▶ **EXERCISE BRIEF**
The records below are made of lines; count those holding the word "this" and give the number only.

▶ **SUPPLIED RECORDS**
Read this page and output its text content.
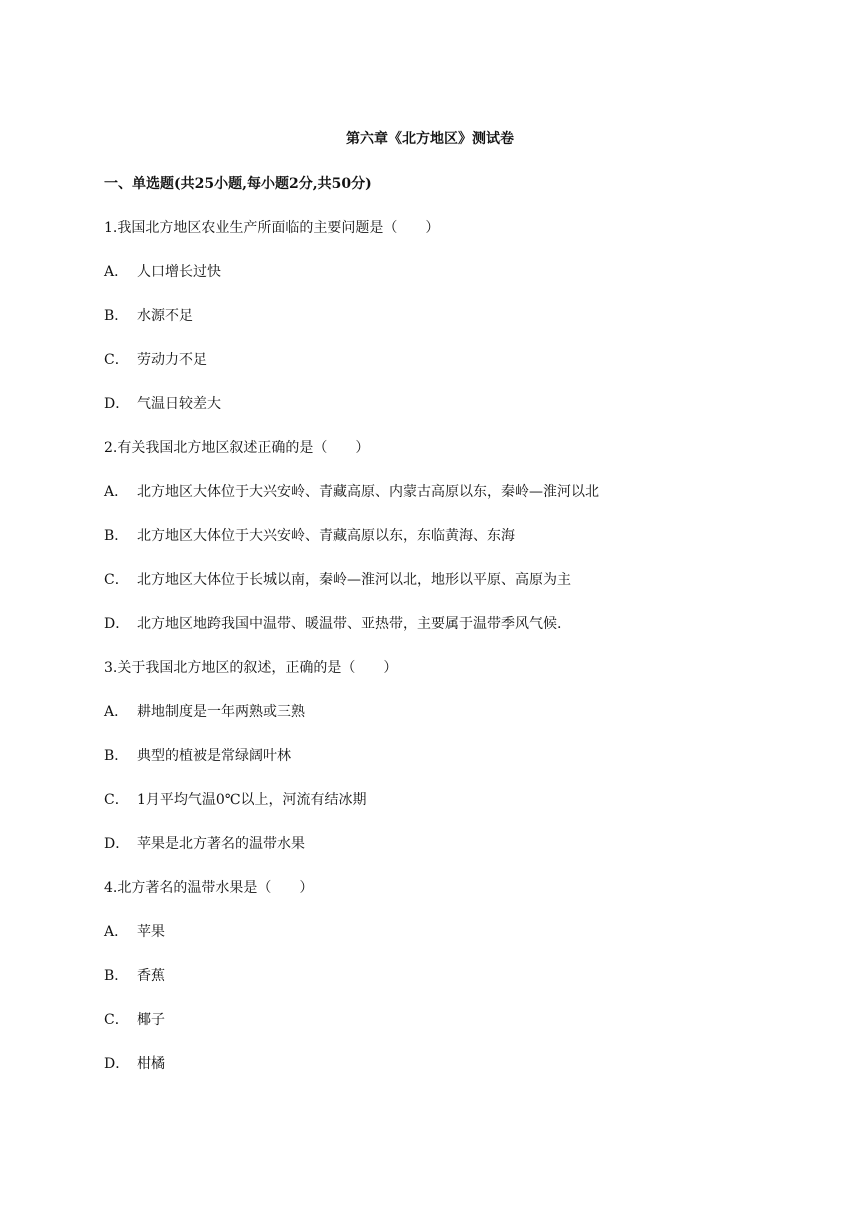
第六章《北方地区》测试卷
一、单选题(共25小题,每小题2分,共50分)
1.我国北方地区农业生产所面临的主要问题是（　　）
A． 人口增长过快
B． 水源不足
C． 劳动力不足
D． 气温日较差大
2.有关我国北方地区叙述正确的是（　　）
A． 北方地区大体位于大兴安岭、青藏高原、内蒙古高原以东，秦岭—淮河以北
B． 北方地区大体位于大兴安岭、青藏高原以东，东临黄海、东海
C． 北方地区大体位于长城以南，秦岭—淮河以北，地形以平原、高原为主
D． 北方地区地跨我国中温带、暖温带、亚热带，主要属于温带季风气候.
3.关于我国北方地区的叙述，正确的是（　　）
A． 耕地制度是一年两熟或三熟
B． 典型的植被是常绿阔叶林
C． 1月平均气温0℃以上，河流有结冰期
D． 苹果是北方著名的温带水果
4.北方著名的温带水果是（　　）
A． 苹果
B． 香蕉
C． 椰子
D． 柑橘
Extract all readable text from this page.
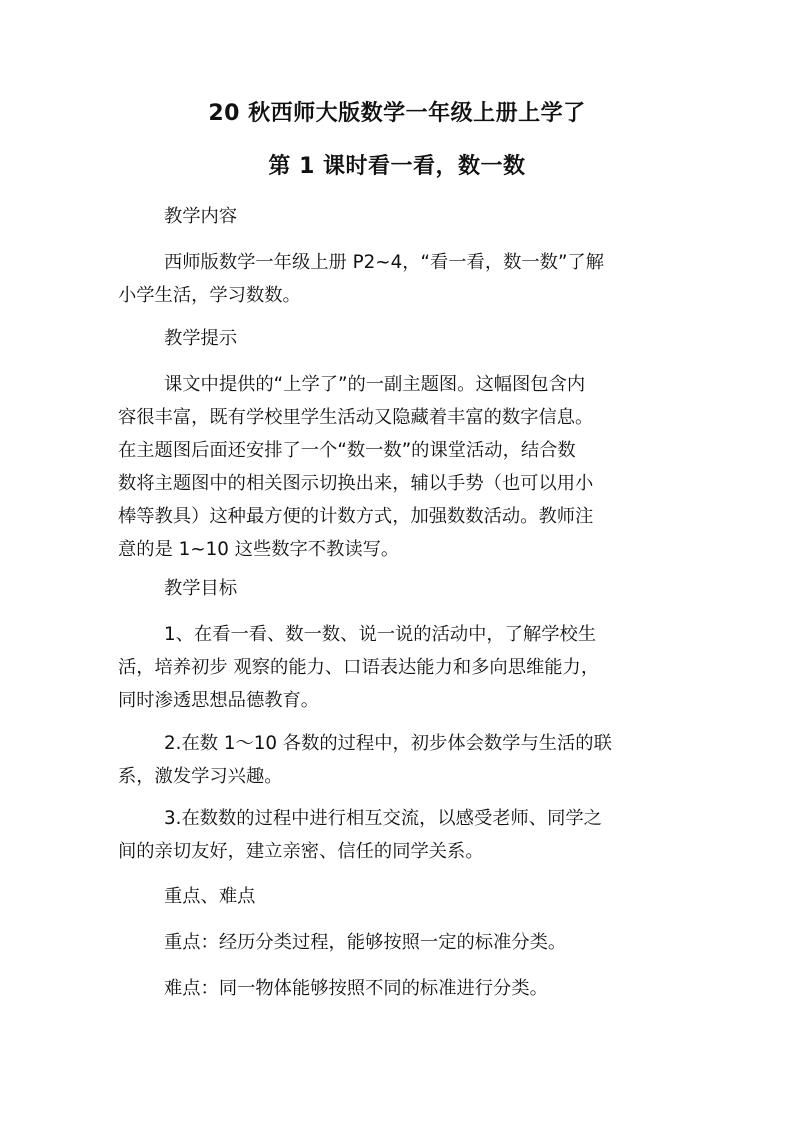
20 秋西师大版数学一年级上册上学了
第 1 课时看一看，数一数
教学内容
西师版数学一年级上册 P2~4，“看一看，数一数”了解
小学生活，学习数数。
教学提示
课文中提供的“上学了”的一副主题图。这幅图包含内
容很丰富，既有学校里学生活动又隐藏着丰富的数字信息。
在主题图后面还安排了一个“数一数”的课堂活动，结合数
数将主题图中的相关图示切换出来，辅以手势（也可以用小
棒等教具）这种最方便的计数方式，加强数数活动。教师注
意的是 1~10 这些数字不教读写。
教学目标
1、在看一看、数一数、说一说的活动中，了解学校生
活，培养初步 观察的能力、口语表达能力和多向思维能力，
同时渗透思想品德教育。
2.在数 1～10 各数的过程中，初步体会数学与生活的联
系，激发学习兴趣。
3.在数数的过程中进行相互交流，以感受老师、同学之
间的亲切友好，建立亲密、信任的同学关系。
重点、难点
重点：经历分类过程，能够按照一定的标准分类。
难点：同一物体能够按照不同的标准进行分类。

---

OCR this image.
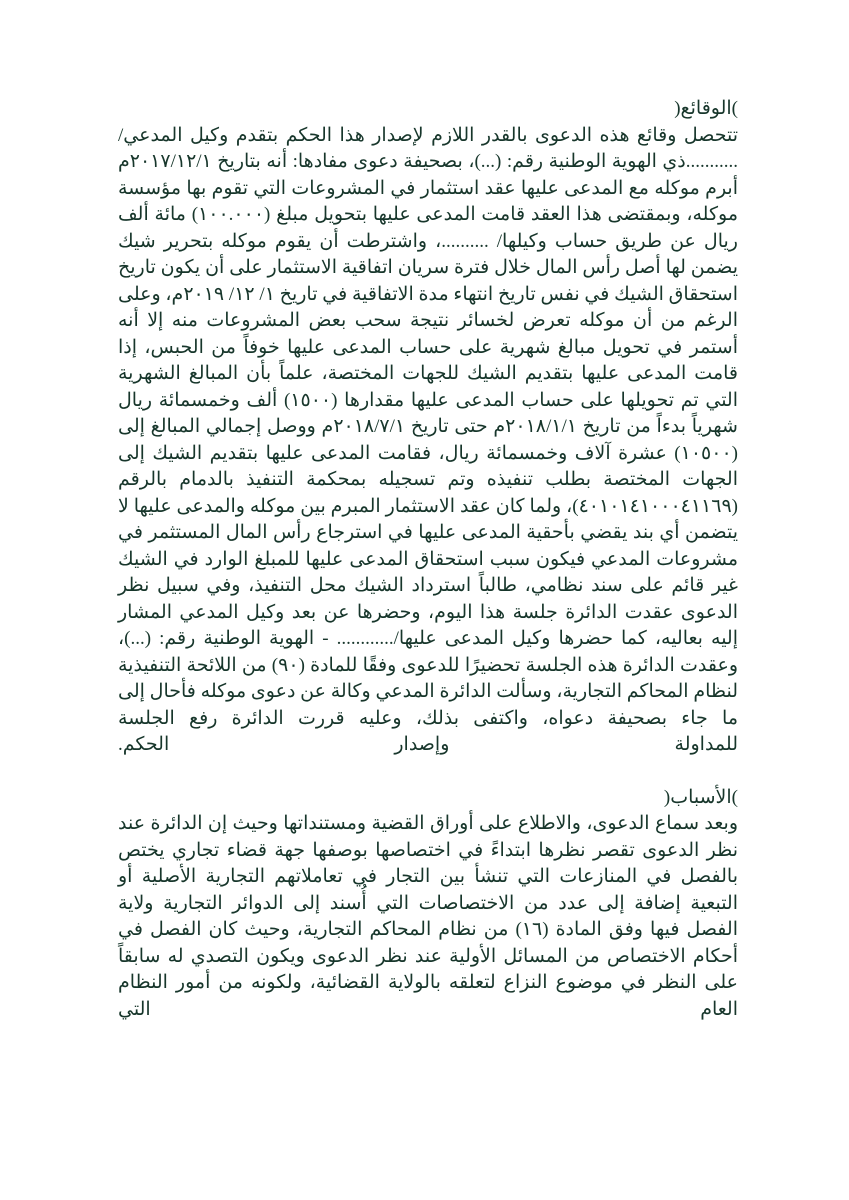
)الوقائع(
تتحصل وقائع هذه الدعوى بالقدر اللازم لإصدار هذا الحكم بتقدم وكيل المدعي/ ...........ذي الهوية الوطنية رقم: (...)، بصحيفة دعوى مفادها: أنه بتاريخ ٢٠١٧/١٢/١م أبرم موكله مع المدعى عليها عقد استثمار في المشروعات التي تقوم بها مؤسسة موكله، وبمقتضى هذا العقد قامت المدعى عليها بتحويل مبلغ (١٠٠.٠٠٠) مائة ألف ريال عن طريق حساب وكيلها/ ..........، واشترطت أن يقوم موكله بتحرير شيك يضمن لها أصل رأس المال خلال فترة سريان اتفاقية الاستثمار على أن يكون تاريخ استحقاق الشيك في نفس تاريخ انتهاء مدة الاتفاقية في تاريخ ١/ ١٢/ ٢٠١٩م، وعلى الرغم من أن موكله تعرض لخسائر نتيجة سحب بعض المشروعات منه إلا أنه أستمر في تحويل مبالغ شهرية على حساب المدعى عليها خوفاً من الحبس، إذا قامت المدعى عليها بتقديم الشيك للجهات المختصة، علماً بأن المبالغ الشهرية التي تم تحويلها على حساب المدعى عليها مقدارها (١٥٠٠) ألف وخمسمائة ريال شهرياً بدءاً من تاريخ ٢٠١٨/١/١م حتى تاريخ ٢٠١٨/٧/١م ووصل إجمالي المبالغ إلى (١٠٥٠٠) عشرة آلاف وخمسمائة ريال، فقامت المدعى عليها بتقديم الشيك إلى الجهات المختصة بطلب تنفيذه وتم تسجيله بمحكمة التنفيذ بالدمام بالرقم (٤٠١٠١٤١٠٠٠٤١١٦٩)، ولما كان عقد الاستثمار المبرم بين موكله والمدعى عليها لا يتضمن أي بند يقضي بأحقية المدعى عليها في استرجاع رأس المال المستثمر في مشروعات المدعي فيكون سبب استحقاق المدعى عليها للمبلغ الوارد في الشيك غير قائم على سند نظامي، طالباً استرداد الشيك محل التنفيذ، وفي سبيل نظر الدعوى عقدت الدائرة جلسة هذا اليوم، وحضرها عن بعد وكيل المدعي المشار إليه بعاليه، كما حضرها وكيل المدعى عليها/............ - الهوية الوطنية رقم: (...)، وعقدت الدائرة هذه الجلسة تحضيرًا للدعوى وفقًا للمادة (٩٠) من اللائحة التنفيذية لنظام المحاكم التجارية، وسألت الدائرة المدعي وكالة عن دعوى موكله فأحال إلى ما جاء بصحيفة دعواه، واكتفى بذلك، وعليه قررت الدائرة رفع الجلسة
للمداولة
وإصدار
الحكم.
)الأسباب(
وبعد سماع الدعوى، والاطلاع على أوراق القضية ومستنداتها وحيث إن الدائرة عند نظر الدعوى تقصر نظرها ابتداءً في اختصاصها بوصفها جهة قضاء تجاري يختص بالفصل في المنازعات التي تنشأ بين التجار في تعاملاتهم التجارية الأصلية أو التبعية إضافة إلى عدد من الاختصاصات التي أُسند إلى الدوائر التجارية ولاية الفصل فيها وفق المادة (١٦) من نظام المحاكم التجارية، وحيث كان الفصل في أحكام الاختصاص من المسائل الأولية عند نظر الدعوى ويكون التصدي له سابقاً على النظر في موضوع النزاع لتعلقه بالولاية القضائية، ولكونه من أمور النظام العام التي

==

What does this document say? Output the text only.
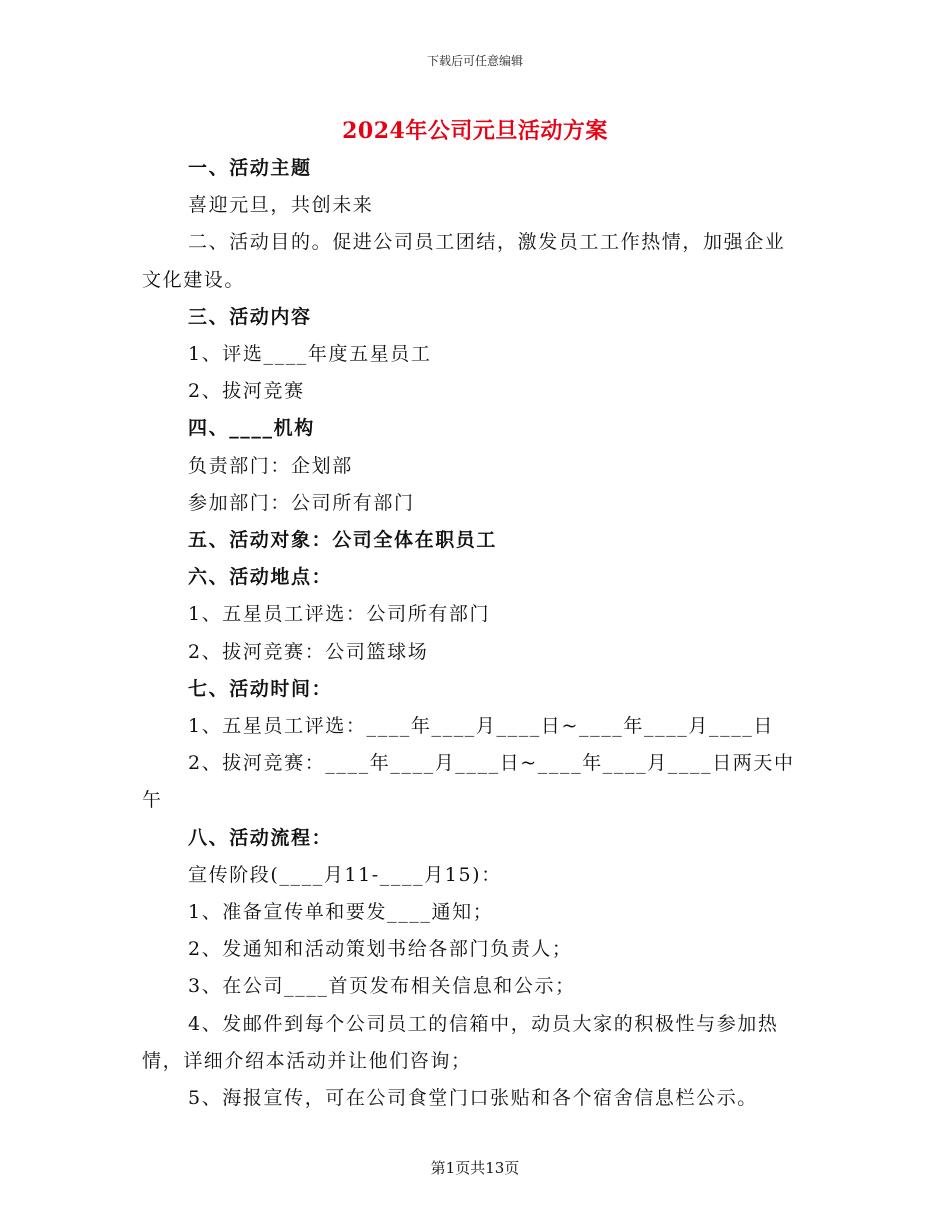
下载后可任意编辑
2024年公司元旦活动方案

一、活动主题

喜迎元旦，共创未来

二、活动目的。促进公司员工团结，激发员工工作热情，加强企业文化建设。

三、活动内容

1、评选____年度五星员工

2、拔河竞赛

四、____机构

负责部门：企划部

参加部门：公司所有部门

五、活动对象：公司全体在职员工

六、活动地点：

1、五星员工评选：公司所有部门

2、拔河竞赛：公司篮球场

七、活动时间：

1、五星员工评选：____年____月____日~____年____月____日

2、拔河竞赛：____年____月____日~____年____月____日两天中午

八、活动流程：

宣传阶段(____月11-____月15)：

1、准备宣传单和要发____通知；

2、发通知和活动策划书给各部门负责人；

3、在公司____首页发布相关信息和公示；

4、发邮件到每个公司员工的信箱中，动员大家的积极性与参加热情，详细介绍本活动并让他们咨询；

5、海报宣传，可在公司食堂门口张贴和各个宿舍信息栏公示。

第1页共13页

▶ **THE RESULT**
4